TASK INSTRUCTIONS:
Extract every line below that contains the word "name".

THE RECORDS:
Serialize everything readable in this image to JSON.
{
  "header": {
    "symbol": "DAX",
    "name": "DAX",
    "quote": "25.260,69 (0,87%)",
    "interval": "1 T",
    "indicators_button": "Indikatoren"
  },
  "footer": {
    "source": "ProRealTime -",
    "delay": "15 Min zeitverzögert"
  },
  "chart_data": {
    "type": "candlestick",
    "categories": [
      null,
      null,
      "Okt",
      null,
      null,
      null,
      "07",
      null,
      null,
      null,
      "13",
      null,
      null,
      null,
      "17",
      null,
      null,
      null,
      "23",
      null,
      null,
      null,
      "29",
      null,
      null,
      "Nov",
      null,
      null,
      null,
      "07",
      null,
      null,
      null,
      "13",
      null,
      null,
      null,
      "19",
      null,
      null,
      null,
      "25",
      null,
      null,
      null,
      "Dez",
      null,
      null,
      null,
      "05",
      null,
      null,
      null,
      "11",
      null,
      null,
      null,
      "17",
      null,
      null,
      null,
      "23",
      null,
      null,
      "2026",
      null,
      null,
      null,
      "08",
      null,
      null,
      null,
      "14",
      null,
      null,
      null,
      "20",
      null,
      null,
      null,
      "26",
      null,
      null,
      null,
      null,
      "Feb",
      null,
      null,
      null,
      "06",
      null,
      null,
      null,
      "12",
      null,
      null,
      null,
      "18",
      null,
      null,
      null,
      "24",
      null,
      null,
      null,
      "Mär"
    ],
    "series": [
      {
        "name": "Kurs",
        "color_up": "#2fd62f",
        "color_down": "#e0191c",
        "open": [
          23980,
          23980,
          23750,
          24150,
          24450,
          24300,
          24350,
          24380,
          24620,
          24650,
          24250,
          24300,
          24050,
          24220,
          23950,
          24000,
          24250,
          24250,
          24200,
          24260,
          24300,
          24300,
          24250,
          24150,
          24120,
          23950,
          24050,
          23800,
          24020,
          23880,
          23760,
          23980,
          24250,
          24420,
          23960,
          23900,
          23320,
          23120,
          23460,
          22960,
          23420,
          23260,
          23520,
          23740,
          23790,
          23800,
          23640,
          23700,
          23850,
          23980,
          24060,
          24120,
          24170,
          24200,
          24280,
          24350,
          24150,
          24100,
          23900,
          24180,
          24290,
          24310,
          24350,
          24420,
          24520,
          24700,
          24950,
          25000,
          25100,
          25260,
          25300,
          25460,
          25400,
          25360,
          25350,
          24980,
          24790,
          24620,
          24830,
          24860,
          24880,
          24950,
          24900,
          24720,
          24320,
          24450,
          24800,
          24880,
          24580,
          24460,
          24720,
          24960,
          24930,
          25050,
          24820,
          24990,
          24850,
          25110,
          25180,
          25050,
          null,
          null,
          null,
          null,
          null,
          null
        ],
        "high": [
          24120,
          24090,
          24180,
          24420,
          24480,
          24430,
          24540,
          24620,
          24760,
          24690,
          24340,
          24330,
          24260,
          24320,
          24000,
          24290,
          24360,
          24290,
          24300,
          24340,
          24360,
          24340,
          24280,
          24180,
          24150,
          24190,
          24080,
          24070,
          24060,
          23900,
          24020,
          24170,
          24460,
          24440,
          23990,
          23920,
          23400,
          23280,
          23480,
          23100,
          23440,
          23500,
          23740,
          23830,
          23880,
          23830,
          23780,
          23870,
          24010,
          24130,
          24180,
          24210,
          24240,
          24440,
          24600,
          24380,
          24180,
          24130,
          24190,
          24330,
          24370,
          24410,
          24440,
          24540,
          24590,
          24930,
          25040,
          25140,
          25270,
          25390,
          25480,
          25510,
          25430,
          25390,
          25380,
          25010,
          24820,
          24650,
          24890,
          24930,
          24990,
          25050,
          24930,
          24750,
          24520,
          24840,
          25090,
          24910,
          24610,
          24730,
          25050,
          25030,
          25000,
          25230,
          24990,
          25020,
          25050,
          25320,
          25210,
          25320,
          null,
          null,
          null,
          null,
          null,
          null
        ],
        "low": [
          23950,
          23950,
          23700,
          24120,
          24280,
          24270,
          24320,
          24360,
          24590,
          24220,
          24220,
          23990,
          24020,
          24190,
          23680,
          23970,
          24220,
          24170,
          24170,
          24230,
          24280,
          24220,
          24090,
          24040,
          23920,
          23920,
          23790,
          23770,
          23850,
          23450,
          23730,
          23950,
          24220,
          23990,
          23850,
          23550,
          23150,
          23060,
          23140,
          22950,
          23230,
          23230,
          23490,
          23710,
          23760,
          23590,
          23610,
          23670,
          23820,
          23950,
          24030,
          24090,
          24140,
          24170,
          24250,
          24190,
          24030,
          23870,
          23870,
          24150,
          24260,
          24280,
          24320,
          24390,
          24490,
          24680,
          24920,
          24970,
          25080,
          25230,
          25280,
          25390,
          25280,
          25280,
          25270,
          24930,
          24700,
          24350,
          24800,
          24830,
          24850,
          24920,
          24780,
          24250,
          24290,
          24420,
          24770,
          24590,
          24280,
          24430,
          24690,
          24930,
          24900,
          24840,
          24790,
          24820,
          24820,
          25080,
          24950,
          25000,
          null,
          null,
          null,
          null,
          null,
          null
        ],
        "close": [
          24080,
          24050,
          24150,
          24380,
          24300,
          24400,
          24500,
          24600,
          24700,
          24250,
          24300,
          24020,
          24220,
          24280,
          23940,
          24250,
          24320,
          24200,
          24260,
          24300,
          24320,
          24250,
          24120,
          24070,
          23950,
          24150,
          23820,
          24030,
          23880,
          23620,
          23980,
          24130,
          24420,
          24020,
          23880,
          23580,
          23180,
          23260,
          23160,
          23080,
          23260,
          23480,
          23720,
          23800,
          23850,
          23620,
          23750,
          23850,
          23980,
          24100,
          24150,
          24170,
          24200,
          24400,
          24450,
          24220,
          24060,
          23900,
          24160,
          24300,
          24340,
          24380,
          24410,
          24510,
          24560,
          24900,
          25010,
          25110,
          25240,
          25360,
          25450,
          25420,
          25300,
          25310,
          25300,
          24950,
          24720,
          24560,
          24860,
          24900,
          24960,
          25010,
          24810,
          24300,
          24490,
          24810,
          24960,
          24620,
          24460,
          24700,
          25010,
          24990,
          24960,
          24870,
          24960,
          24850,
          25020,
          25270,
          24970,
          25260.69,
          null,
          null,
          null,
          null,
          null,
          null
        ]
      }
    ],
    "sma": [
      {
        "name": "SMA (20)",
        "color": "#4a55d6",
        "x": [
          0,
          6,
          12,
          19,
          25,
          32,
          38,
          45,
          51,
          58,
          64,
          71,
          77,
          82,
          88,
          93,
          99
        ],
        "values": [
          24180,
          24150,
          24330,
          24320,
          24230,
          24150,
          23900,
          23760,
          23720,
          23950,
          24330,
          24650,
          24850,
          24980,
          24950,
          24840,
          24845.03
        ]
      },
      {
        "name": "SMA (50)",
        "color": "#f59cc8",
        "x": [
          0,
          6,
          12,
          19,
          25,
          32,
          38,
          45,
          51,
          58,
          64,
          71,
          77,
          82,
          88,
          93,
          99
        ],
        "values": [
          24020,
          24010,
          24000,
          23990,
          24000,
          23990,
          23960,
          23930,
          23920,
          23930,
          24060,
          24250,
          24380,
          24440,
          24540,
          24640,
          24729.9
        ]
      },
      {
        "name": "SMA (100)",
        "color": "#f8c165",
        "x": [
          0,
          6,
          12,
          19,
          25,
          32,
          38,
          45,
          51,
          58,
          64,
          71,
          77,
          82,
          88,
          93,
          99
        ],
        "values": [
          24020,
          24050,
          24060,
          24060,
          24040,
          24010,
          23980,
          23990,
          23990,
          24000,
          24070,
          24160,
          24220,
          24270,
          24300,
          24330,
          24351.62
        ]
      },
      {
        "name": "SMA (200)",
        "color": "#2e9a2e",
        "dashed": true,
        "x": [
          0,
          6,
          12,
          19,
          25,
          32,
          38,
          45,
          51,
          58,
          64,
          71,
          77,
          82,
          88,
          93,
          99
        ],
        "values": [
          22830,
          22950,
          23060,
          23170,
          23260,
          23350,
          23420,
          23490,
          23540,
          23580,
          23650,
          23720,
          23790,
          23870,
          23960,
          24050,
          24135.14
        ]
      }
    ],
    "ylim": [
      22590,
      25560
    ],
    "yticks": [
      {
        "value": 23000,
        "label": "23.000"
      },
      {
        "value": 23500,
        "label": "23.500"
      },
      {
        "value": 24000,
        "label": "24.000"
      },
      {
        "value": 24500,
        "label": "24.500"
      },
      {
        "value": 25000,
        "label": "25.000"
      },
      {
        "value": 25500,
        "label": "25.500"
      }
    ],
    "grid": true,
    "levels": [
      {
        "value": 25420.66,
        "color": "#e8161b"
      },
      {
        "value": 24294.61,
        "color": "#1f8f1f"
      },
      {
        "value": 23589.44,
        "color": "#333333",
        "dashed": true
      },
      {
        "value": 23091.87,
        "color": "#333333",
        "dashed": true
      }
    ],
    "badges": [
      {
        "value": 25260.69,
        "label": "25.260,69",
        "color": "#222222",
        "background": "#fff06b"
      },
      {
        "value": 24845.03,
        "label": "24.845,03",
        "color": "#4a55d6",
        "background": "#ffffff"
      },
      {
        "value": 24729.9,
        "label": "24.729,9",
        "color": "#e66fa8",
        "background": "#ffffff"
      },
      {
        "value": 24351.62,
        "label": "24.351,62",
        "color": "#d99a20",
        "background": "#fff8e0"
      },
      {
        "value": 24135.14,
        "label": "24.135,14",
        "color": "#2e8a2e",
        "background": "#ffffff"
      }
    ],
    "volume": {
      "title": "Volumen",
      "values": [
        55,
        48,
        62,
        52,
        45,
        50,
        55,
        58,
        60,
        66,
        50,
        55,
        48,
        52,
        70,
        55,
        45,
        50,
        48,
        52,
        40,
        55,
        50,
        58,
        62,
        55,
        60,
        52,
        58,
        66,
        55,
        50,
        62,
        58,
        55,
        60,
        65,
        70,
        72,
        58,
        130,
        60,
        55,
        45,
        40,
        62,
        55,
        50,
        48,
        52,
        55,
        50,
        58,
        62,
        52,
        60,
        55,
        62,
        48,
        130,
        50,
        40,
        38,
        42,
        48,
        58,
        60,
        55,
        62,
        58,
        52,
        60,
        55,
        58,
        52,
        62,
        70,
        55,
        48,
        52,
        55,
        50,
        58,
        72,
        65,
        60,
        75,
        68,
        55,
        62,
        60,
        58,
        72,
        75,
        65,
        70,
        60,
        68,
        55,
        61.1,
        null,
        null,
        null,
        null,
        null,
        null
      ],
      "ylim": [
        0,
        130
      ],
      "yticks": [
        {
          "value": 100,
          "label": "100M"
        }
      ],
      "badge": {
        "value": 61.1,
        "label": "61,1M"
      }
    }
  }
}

ANSWER:
    "name": "DAX",
        "name": "Kurs",
        "name": "SMA (20)",
        "name": "SMA (50)",
        "name": "SMA (100)",
        "name": "SMA (200)",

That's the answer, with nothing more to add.